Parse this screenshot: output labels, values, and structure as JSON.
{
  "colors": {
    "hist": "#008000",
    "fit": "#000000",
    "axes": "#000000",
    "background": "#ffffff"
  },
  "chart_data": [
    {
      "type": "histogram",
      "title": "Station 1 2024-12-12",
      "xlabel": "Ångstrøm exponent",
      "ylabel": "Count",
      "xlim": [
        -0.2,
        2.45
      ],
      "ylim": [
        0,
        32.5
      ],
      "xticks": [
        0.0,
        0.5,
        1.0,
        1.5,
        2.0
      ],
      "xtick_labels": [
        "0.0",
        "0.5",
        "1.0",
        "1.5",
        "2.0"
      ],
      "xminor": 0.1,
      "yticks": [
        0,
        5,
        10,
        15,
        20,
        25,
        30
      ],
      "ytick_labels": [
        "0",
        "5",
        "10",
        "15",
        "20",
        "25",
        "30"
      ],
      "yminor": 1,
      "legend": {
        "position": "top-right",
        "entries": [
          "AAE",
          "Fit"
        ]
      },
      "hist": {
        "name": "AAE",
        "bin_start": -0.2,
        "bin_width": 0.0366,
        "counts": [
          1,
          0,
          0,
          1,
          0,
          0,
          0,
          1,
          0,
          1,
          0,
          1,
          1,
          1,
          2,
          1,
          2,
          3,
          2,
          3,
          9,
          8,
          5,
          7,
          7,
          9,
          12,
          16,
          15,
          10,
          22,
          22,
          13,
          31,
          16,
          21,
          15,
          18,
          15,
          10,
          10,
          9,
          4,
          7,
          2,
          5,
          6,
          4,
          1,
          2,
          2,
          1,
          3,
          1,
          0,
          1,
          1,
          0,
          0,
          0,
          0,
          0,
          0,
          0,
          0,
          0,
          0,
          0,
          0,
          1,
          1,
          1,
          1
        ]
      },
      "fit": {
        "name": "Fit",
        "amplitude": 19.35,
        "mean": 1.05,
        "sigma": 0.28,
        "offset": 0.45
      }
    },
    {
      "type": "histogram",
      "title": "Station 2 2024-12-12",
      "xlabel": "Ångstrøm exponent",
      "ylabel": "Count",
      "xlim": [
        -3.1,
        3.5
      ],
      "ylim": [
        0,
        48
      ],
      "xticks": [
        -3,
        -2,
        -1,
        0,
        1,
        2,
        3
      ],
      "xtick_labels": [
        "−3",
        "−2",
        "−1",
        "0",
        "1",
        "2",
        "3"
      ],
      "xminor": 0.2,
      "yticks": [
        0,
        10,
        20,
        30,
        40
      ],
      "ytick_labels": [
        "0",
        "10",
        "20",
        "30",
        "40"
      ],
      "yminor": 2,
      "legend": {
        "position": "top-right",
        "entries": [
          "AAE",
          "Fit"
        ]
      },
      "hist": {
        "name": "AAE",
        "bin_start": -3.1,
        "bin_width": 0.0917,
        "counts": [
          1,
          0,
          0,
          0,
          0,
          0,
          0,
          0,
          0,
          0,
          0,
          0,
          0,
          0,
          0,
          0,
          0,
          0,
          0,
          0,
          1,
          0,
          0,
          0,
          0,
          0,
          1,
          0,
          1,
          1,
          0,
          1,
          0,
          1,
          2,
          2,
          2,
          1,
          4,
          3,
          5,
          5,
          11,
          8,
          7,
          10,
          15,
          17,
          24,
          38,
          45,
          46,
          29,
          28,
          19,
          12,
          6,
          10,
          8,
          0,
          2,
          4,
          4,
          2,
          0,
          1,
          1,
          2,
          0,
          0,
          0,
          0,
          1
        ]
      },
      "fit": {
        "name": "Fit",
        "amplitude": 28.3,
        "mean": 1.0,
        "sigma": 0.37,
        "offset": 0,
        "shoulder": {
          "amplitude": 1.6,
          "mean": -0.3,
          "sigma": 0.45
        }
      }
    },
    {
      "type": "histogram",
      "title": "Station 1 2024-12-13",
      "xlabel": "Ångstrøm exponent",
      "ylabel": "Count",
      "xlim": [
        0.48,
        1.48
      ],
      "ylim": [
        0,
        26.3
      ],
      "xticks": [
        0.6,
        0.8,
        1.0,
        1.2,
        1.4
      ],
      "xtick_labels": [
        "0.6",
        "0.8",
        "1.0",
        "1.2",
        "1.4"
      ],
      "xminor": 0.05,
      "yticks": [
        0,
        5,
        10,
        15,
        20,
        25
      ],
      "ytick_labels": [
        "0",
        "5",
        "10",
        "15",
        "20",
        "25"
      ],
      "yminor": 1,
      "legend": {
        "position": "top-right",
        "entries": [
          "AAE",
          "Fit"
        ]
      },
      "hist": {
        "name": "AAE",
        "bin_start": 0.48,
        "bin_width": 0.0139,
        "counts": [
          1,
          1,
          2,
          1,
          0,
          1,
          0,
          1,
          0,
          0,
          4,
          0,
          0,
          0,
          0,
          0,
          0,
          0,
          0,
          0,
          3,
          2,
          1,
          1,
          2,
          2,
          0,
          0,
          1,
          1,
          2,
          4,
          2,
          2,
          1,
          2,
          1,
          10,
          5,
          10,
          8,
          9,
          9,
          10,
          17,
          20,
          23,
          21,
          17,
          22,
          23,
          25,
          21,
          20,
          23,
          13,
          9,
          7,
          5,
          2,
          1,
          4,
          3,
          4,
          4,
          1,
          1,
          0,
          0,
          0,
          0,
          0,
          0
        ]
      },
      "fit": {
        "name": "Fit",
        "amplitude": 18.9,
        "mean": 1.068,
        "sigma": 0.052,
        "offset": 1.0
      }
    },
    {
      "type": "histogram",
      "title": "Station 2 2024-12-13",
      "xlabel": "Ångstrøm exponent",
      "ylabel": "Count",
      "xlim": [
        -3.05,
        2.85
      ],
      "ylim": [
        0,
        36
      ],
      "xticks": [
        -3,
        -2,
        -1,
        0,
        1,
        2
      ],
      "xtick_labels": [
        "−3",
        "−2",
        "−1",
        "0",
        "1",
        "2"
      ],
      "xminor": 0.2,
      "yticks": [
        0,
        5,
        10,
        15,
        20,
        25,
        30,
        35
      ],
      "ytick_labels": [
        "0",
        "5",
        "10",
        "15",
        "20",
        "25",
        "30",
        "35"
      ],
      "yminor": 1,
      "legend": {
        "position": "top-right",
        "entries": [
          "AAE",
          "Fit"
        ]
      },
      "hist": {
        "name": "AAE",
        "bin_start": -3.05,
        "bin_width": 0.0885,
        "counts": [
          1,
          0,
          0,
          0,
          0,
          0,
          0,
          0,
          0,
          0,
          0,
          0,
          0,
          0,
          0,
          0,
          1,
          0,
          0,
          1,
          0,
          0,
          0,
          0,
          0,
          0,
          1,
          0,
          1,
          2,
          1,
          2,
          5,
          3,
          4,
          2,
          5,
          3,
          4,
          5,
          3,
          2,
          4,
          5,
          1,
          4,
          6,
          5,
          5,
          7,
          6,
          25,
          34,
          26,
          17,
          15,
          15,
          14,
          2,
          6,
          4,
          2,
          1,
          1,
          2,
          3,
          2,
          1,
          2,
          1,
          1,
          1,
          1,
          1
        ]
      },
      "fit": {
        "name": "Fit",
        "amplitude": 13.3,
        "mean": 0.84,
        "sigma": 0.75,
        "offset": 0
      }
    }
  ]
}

• [What to do]:
Without leaving anything out, quote all the data.

• [Solved problem]:
Parse this screenshot: output labels, values, and structure as JSON.
{
  "colors": {
    "hist": "#008000",
    "fit": "#000000",
    "axes": "#000000",
    "background": "#ffffff"
  },
  "chart_data": [
    {
      "type": "histogram",
      "title": "Station 1 2024-12-12",
      "xlabel": "Ångstrøm exponent",
      "ylabel": "Count",
      "xlim": [
        -0.2,
        2.45
      ],
      "ylim": [
        0,
        32.5
      ],
      "xticks": [
        0.0,
        0.5,
        1.0,
        1.5,
        2.0
      ],
      "xtick_labels": [
        "0.0",
        "0.5",
        "1.0",
        "1.5",
        "2.0"
      ],
      "xminor": 0.1,
      "yticks": [
        0,
        5,
        10,
        15,
        20,
        25,
        30
      ],
      "ytick_labels": [
        "0",
        "5",
        "10",
        "15",
        "20",
        "25",
        "30"
      ],
      "yminor": 1,
      "legend": {
        "position": "top-right",
        "entries": [
          "AAE",
          "Fit"
        ]
      },
      "hist": {
        "name": "AAE",
        "bin_start": -0.2,
        "bin_width": 0.0366,
        "counts": [
          1,
          0,
          0,
          1,
          0,
          0,
          0,
          1,
          0,
          1,
          0,
          1,
          1,
          1,
          2,
          1,
          2,
          3,
          2,
          3,
          9,
          8,
          5,
          7,
          7,
          9,
          12,
          16,
          15,
          10,
          22,
          22,
          13,
          31,
          16,
          21,
          15,
          18,
          15,
          10,
          10,
          9,
          4,
          7,
          2,
          5,
          6,
          4,
          1,
          2,
          2,
          1,
          3,
          1,
          0,
          1,
          1,
          0,
          0,
          0,
          0,
          0,
          0,
          0,
          0,
          0,
          0,
          0,
          0,
          1,
          1,
          1,
          1
        ]
      },
      "fit": {
        "name": "Fit",
        "amplitude": 19.35,
        "mean": 1.05,
        "sigma": 0.28,
        "offset": 0.45
      }
    },
    {
      "type": "histogram",
      "title": "Station 2 2024-12-12",
      "xlabel": "Ångstrøm exponent",
      "ylabel": "Count",
      "xlim": [
        -3.1,
        3.5
      ],
      "ylim": [
        0,
        48
      ],
      "xticks": [
        -3,
        -2,
        -1,
        0,
        1,
        2,
        3
      ],
      "xtick_labels": [
        "−3",
        "−2",
        "−1",
        "0",
        "1",
        "2",
        "3"
      ],
      "xminor": 0.2,
      "yticks": [
        0,
        10,
        20,
        30,
        40
      ],
      "ytick_labels": [
        "0",
        "10",
        "20",
        "30",
        "40"
      ],
      "yminor": 2,
      "legend": {
        "position": "top-right",
        "entries": [
          "AAE",
          "Fit"
        ]
      },
      "hist": {
        "name": "AAE",
        "bin_start": -3.1,
        "bin_width": 0.0917,
        "counts": [
          1,
          0,
          0,
          0,
          0,
          0,
          0,
          0,
          0,
          0,
          0,
          0,
          0,
          0,
          0,
          0,
          0,
          0,
          0,
          0,
          1,
          0,
          0,
          0,
          0,
          0,
          1,
          0,
          1,
          1,
          0,
          1,
          0,
          1,
          2,
          2,
          2,
          1,
          4,
          3,
          5,
          5,
          11,
          8,
          7,
          10,
          15,
          17,
          24,
          38,
          45,
          46,
          29,
          28,
          19,
          12,
          6,
          10,
          8,
          0,
          2,
          4,
          4,
          2,
          0,
          1,
          1,
          2,
          0,
          0,
          0,
          0,
          1
        ]
      },
      "fit": {
        "name": "Fit",
        "amplitude": 28.3,
        "mean": 1.0,
        "sigma": 0.37,
        "offset": 0,
        "shoulder": {
          "amplitude": 1.6,
          "mean": -0.3,
          "sigma": 0.45
        }
      }
    },
    {
      "type": "histogram",
      "title": "Station 1 2024-12-13",
      "xlabel": "Ångstrøm exponent",
      "ylabel": "Count",
      "xlim": [
        0.48,
        1.48
      ],
      "ylim": [
        0,
        26.3
      ],
      "xticks": [
        0.6,
        0.8,
        1.0,
        1.2,
        1.4
      ],
      "xtick_labels": [
        "0.6",
        "0.8",
        "1.0",
        "1.2",
        "1.4"
      ],
      "xminor": 0.05,
      "yticks": [
        0,
        5,
        10,
        15,
        20,
        25
      ],
      "ytick_labels": [
        "0",
        "5",
        "10",
        "15",
        "20",
        "25"
      ],
      "yminor": 1,
      "legend": {
        "position": "top-right",
        "entries": [
          "AAE",
          "Fit"
        ]
      },
      "hist": {
        "name": "AAE",
        "bin_start": 0.48,
        "bin_width": 0.0139,
        "counts": [
          1,
          1,
          2,
          1,
          0,
          1,
          0,
          1,
          0,
          0,
          4,
          0,
          0,
          0,
          0,
          0,
          0,
          0,
          0,
          0,
          3,
          2,
          1,
          1,
          2,
          2,
          0,
          0,
          1,
          1,
          2,
          4,
          2,
          2,
          1,
          2,
          1,
          10,
          5,
          10,
          8,
          9,
          9,
          10,
          17,
          20,
          23,
          21,
          17,
          22,
          23,
          25,
          21,
          20,
          23,
          13,
          9,
          7,
          5,
          2,
          1,
          4,
          3,
          4,
          4,
          1,
          1,
          0,
          0,
          0,
          0,
          0,
          0
        ]
      },
      "fit": {
        "name": "Fit",
        "amplitude": 18.9,
        "mean": 1.068,
        "sigma": 0.052,
        "offset": 1.0
      }
    },
    {
      "type": "histogram",
      "title": "Station 2 2024-12-13",
      "xlabel": "Ångstrøm exponent",
      "ylabel": "Count",
      "xlim": [
        -3.05,
        2.85
      ],
      "ylim": [
        0,
        36
      ],
      "xticks": [
        -3,
        -2,
        -1,
        0,
        1,
        2
      ],
      "xtick_labels": [
        "−3",
        "−2",
        "−1",
        "0",
        "1",
        "2"
      ],
      "xminor": 0.2,
      "yticks": [
        0,
        5,
        10,
        15,
        20,
        25,
        30,
        35
      ],
      "ytick_labels": [
        "0",
        "5",
        "10",
        "15",
        "20",
        "25",
        "30",
        "35"
      ],
      "yminor": 1,
      "legend": {
        "position": "top-right",
        "entries": [
          "AAE",
          "Fit"
        ]
      },
      "hist": {
        "name": "AAE",
        "bin_start": -3.05,
        "bin_width": 0.0885,
        "counts": [
          1,
          0,
          0,
          0,
          0,
          0,
          0,
          0,
          0,
          0,
          0,
          0,
          0,
          0,
          0,
          0,
          1,
          0,
          0,
          1,
          0,
          0,
          0,
          0,
          0,
          0,
          1,
          0,
          1,
          2,
          1,
          2,
          5,
          3,
          4,
          2,
          5,
          3,
          4,
          5,
          3,
          2,
          4,
          5,
          1,
          4,
          6,
          5,
          5,
          7,
          6,
          25,
          34,
          26,
          17,
          15,
          15,
          14,
          2,
          6,
          4,
          2,
          1,
          1,
          2,
          3,
          2,
          1,
          2,
          1,
          1,
          1,
          1,
          1
        ]
      },
      "fit": {
        "name": "Fit",
        "amplitude": 13.3,
        "mean": 0.84,
        "sigma": 0.75,
        "offset": 0
      }
    }
  ]
}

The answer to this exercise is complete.